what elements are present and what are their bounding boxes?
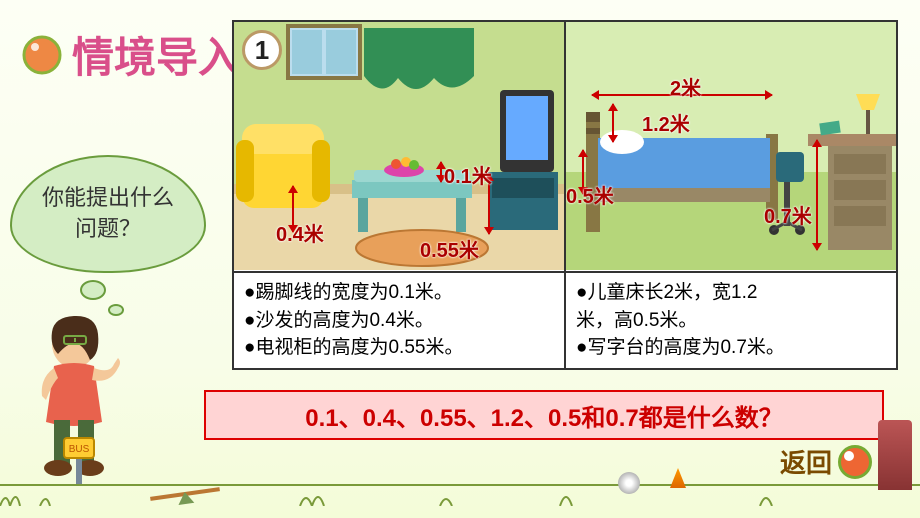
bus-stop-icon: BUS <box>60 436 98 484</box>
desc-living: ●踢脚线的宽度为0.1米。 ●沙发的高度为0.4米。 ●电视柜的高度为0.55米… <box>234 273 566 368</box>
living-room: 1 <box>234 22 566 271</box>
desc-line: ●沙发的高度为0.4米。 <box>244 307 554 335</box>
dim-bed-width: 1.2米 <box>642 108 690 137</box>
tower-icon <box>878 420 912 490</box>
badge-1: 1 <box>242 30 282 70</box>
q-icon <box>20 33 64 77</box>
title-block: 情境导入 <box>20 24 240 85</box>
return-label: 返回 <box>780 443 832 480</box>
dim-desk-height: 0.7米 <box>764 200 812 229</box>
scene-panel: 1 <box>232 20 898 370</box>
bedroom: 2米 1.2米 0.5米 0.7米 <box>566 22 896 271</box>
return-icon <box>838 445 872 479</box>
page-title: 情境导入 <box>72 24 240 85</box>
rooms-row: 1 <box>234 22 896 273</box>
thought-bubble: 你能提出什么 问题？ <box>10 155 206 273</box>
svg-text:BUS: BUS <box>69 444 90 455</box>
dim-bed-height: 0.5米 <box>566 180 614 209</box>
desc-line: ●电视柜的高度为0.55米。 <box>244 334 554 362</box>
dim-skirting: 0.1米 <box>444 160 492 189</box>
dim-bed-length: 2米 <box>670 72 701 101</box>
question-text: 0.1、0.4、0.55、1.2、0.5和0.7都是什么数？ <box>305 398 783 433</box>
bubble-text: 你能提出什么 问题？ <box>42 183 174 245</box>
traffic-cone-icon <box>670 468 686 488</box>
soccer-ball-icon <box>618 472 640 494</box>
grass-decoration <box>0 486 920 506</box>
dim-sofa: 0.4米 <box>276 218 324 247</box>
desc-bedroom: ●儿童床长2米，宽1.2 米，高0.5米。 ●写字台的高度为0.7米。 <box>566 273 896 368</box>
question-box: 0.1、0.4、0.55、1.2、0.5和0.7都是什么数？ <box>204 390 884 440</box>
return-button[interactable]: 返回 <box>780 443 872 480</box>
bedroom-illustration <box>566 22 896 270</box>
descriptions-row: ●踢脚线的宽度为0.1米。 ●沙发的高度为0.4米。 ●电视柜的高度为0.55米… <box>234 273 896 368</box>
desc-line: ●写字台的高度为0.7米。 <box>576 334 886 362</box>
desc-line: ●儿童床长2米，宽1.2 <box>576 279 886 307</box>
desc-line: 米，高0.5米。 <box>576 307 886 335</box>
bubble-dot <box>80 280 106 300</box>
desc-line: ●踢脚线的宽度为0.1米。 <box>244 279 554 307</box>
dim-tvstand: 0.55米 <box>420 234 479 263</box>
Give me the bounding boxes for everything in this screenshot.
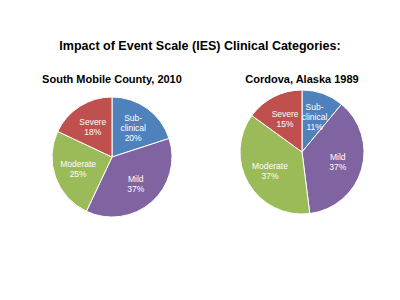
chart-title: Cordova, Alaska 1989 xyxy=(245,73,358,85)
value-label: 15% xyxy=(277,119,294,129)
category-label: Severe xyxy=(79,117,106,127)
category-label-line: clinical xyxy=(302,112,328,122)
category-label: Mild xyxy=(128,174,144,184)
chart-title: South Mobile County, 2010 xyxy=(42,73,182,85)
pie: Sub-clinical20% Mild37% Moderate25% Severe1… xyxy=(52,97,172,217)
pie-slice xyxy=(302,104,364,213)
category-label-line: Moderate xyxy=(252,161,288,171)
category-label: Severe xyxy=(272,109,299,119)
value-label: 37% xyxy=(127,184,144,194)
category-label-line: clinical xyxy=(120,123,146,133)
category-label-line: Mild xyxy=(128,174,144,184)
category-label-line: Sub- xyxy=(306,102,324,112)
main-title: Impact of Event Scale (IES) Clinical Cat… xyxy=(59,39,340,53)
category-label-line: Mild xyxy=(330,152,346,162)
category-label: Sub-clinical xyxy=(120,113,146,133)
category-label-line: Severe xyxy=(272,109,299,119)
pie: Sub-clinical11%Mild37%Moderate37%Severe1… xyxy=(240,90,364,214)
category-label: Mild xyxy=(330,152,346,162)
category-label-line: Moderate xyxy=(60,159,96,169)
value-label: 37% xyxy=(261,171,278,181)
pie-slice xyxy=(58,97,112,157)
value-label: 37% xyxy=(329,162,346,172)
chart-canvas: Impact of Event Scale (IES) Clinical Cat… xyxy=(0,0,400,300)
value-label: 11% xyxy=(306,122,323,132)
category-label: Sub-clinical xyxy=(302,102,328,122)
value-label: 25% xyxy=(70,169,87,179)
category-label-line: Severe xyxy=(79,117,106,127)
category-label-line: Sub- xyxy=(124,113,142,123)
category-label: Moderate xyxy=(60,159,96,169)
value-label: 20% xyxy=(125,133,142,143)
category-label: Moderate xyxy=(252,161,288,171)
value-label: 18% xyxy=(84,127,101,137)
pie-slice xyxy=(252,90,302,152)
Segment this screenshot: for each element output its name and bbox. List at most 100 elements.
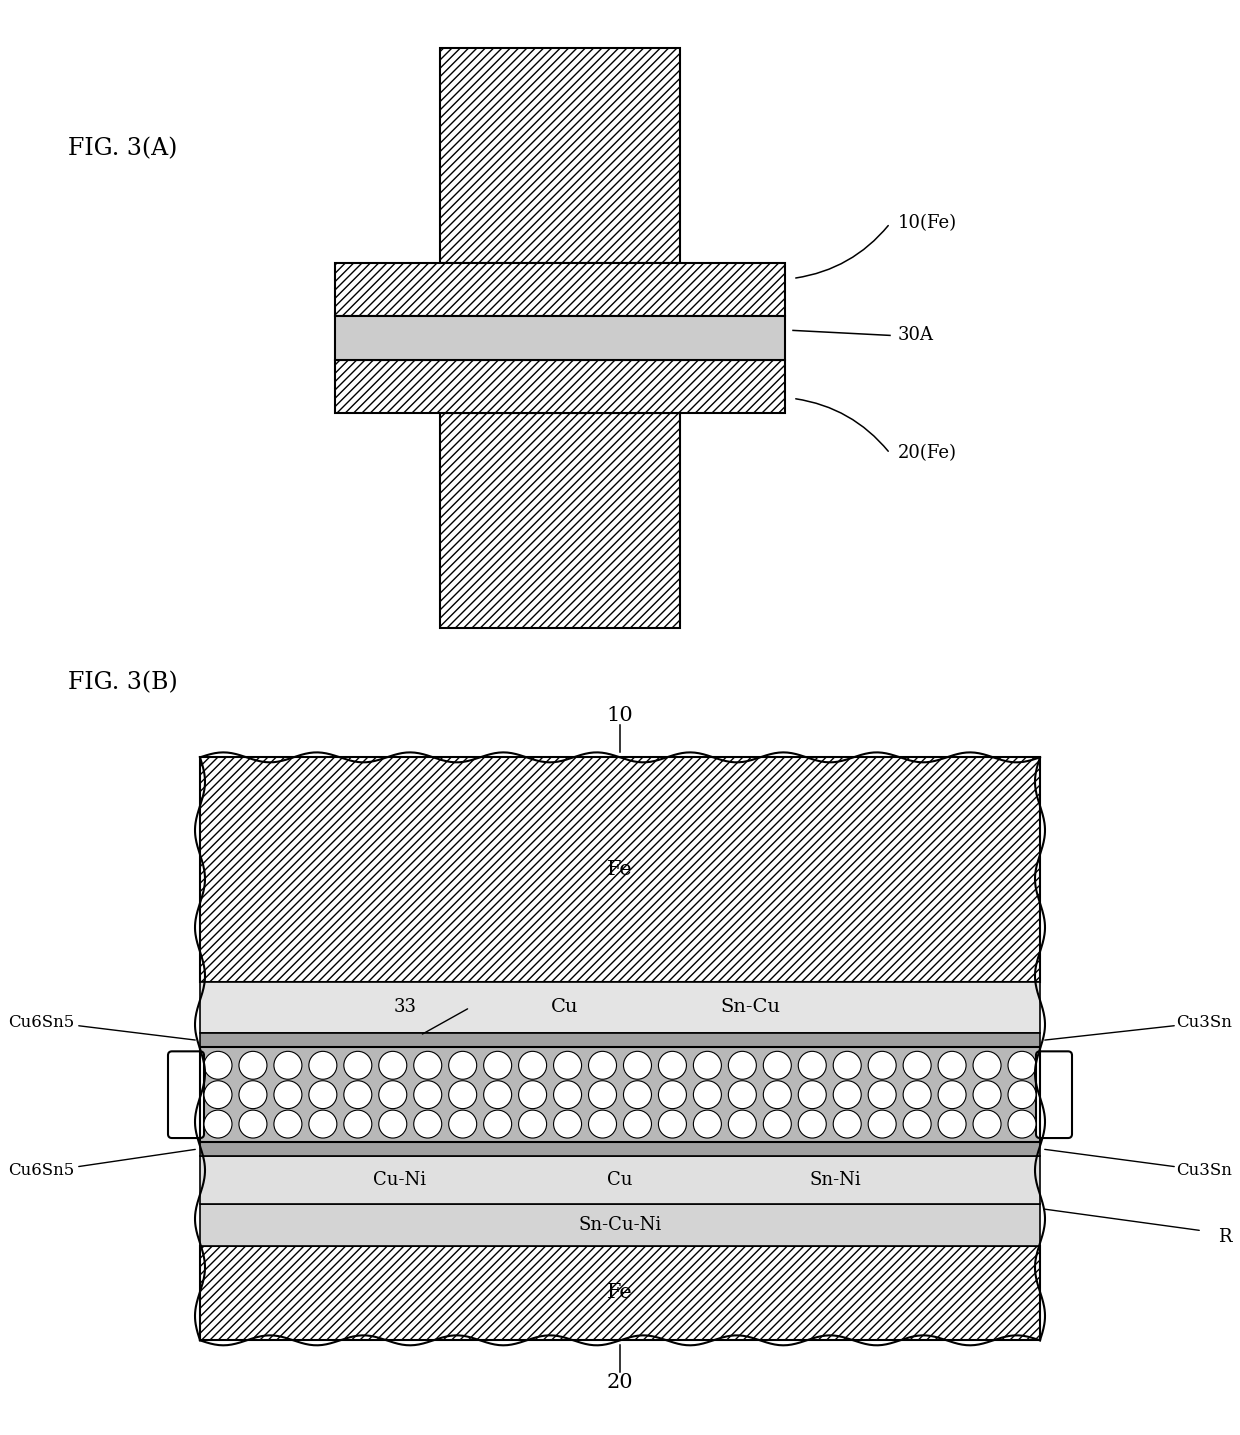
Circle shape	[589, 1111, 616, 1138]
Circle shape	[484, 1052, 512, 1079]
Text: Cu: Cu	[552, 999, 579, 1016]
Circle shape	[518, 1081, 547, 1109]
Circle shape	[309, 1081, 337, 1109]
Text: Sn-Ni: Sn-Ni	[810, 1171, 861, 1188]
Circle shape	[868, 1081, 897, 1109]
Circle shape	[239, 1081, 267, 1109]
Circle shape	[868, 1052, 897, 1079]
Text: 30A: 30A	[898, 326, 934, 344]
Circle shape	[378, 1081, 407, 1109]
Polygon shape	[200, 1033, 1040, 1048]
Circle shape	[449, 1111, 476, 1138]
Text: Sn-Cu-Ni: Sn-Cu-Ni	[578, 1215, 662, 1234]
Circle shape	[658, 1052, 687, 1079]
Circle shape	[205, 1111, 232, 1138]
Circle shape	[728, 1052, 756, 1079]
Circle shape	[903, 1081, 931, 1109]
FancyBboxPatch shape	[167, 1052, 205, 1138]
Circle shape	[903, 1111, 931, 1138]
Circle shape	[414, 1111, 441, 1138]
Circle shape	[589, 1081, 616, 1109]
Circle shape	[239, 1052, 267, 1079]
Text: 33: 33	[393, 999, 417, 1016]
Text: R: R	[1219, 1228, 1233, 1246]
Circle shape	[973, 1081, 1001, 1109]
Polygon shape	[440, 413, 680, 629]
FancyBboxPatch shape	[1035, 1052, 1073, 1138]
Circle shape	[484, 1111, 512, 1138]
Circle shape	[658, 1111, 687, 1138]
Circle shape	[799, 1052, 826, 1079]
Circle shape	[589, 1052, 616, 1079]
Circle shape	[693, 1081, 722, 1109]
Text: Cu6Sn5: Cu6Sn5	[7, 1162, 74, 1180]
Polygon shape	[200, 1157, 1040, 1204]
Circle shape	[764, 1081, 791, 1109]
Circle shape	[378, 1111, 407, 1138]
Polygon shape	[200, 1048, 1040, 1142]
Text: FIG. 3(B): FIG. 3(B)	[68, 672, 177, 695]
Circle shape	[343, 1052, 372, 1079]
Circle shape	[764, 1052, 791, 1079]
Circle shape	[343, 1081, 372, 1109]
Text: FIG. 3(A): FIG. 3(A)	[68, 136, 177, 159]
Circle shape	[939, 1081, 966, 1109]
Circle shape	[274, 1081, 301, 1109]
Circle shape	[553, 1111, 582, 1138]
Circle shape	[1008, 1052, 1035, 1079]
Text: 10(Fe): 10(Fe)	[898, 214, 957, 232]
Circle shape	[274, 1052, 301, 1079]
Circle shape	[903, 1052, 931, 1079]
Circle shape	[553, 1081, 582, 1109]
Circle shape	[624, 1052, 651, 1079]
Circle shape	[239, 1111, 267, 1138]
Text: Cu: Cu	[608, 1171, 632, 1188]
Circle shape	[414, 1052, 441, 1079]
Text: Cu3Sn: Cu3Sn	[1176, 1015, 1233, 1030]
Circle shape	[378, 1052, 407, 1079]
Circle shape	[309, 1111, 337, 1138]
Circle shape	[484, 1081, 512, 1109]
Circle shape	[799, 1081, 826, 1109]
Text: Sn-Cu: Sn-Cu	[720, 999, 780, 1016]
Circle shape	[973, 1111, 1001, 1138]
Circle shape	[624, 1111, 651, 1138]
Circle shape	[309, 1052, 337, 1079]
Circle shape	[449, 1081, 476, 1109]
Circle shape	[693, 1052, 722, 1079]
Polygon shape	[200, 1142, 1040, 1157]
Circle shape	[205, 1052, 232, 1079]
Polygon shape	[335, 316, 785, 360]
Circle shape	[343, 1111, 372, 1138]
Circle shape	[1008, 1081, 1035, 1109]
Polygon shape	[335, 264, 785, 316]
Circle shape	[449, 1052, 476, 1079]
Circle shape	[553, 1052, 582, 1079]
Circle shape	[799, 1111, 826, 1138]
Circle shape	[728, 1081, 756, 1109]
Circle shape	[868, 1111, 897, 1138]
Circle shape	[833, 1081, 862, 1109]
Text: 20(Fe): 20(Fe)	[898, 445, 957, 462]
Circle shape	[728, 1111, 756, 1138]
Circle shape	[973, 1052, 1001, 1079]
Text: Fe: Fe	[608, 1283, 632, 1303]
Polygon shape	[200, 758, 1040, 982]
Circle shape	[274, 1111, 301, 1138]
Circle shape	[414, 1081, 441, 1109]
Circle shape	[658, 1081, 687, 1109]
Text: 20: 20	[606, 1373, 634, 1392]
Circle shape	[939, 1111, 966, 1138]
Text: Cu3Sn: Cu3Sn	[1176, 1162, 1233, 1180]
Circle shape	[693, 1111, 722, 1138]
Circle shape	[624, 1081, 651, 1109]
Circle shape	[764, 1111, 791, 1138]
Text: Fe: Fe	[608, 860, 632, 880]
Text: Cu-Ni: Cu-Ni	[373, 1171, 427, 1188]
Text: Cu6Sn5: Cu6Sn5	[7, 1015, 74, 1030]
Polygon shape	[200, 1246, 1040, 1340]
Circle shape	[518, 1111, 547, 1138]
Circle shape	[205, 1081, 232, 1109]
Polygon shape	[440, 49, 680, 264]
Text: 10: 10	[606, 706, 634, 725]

##############################

§ **TASK DESCRIPTION**:
Turn the lines between the one holding "bus-stop-icon: BUS <box>60 436 98 484</box>" and the one holding "scene-panel: 1 <box>232 20 898 370</box>", inclusive, into a numbered list, leaving out any blank lines.

§ **CORRECT RESULT**:
1. bus-stop-icon: BUS <box>60 436 98 484</box>
2. desc-living: ●踢脚线的宽度为0.1米。 ●沙发的高度为0.4米。 ●电视柜的高度为0.55米… <box>234 273 566 368</box>
3. living-room: 1 <box>234 22 566 271</box>
4. desc-line: ●沙发的高度为0.4米。 <box>244 307 554 335</box>
5. dim-bed-width: 1.2米 <box>642 108 690 137</box>
6. tower-icon <box>878 420 912 490</box>
7. badge-1: 1 <box>242 30 282 70</box>
8. q-icon <box>20 33 64 77</box>
9. title-block: 情境导入 <box>20 24 240 85</box>
10. return-label: 返回 <box>780 443 832 480</box>
11. dim-desk-height: 0.7米 <box>764 200 812 229</box>
12. scene-panel: 1 <box>232 20 898 370</box>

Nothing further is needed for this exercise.